[Dataset excerpts]:
########################################
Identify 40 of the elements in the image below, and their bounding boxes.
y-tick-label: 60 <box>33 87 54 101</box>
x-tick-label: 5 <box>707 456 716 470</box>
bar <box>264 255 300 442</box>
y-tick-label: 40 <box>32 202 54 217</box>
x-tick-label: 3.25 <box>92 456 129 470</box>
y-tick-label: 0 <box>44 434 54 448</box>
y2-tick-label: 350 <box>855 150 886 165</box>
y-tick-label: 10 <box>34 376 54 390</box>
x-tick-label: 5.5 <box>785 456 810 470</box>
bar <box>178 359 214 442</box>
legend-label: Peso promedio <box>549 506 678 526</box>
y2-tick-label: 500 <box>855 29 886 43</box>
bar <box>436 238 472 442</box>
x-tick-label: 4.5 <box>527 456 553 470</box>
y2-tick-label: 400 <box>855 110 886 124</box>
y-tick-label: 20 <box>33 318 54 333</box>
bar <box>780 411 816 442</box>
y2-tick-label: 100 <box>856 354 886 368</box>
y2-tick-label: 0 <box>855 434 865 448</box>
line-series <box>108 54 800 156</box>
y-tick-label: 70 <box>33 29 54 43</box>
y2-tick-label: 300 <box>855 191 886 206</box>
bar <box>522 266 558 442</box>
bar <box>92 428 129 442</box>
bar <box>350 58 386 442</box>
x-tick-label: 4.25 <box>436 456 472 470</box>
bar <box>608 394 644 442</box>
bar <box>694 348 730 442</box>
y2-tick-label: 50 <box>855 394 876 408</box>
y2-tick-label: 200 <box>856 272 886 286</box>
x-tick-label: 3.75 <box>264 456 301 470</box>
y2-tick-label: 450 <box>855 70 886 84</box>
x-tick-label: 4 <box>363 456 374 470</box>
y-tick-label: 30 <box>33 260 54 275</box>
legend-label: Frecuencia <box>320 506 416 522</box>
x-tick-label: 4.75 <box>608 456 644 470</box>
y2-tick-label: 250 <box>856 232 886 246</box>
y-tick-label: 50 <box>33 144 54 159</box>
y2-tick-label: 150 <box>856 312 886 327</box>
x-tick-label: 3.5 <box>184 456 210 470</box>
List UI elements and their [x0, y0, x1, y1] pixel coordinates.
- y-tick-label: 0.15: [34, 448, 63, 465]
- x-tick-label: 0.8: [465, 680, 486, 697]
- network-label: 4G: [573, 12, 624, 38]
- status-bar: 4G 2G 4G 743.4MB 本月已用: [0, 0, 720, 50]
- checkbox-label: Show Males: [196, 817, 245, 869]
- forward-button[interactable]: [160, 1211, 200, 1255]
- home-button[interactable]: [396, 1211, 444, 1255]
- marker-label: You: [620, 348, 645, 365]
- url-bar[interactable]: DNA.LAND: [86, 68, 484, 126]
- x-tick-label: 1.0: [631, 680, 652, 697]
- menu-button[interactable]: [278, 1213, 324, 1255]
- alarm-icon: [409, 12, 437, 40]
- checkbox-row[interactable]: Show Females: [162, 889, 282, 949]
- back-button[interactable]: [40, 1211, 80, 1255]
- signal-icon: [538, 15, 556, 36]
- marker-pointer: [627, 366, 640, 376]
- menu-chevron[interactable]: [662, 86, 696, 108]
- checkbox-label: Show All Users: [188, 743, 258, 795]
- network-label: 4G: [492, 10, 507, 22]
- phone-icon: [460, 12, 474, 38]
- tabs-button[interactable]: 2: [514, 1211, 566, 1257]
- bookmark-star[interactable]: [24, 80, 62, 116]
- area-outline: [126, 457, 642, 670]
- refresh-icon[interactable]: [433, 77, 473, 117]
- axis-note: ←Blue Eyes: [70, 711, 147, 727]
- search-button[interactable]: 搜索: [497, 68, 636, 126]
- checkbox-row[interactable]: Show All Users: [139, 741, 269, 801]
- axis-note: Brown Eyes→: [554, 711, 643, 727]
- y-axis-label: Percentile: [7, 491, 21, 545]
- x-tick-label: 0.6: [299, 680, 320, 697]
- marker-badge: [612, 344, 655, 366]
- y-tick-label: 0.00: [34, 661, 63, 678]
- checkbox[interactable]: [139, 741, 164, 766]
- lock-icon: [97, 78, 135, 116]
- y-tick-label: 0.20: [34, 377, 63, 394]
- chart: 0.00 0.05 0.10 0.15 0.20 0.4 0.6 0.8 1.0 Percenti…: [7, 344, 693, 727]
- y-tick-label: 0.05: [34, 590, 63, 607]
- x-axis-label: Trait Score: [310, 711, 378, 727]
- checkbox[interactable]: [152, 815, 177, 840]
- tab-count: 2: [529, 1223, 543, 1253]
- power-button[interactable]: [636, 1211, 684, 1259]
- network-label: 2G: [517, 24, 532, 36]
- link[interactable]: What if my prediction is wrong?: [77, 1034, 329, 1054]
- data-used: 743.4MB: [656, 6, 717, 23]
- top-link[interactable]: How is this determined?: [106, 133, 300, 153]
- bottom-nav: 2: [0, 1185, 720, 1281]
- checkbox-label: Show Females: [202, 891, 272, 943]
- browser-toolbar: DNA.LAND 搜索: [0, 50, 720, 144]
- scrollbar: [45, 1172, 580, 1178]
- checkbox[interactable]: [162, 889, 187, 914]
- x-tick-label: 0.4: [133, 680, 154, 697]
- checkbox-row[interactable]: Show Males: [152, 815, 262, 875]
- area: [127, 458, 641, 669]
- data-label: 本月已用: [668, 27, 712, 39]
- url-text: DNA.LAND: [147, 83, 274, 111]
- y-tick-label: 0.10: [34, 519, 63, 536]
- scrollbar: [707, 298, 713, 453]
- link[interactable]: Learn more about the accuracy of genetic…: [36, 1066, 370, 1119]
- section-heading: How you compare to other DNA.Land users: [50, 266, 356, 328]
########################################
[Requirements]: Count the rows above that contain the string "link", and reply with the number alone.

[Response to this exercise]: 3